_任务说明_
请照录关于用 DShow 枚举音频采集设备的节选中从"while (S_OK == (pClassEnum->Next(1, &pMoniker, &cFetched)))"到"if (FAILED(hr))"的这一段，一字不改。

_节选原文_
⟨

下面是使用 DShow 的 API 對音頻采集裝置進行枚舉。

HRESULT enum_dshow_acap_devices(std::vector<std::wstring>& devices)
{
    return enum_dshow_devices(CLSID_AudioInputDeviceCategory, devices);
}

HRESULT enum_dshow_devices(const IID& deviceCategory, std::vector<std::wstring>& devices)
{
    HRESULT hr = E_FAIL;
    CComPtr <ICreateDevEnum> pDevEnum =NULL;
    CComPtr <IEnumMoniker> pClassEnum = NULL;
    CComPtr<IMoniker> pMoniker =NULL;
    ULONG cFetched = 0;

    hr = CoCreateInstance(CLSID_SystemDeviceEnum, NULL, CLSCTX_INPROC, IID_ICreateDevEnum, (void**)&pDevEnum);
    RETURN_IF_FAILED(hr);

    hr = pDevEnum->CreateClassEnumerator(deviceCategory, &pClassEnum, 0);
    RETURN_IF_FAILED(hr);
    // If there are no enumerators for the requested type, then
    // CreateClassEnumerator will succeed, but pClassEnum will be NULL.
    RETURN_IF_NULL(pClassEnum);

    while (S_OK == (pClassEnum->Next(1, &pMoniker, &cFetched))) {
        CComPtr<IPropertyBag> pPropertyBag = NULL;
        hr = pMoniker->BindToStorage(NULL, NULL, IID_IPropertyBag, (void**)&pPropertyBag);
        pMoniker = NULL;
        if (FAILED(hr))

⟩

_材料_
⟨

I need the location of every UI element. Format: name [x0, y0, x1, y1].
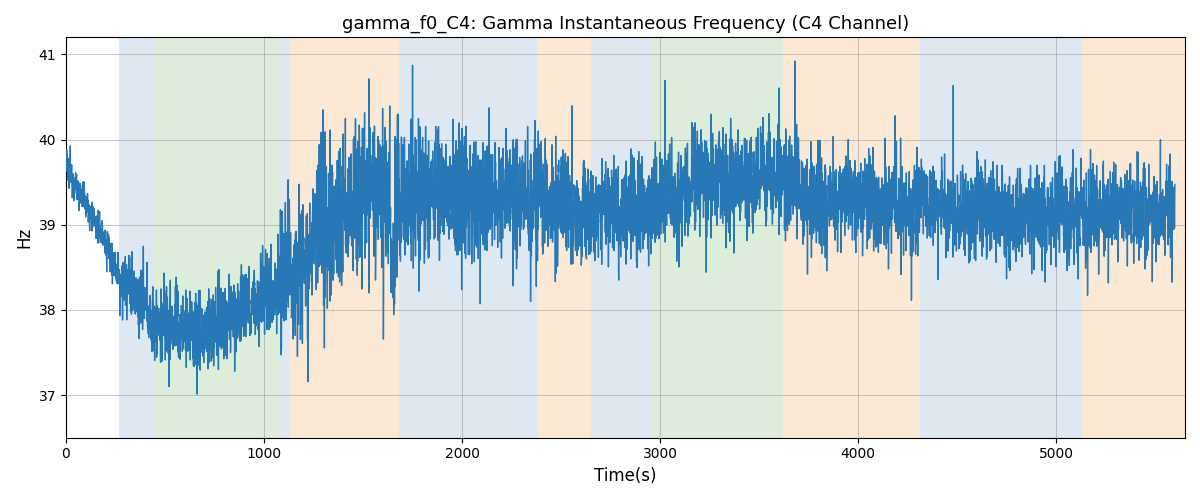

⟩

_参考答案_
while (S_OK == (pClassEnum->Next(1, &pMoniker, &cFetched))) {
        CComPtr<IPropertyBag> pPropertyBag = NULL;
        hr = pMoniker->BindToStorage(NULL, NULL, IID_IPropertyBag, (void**)&pPropertyBag);
        pMoniker = NULL;
        if (FAILED(hr))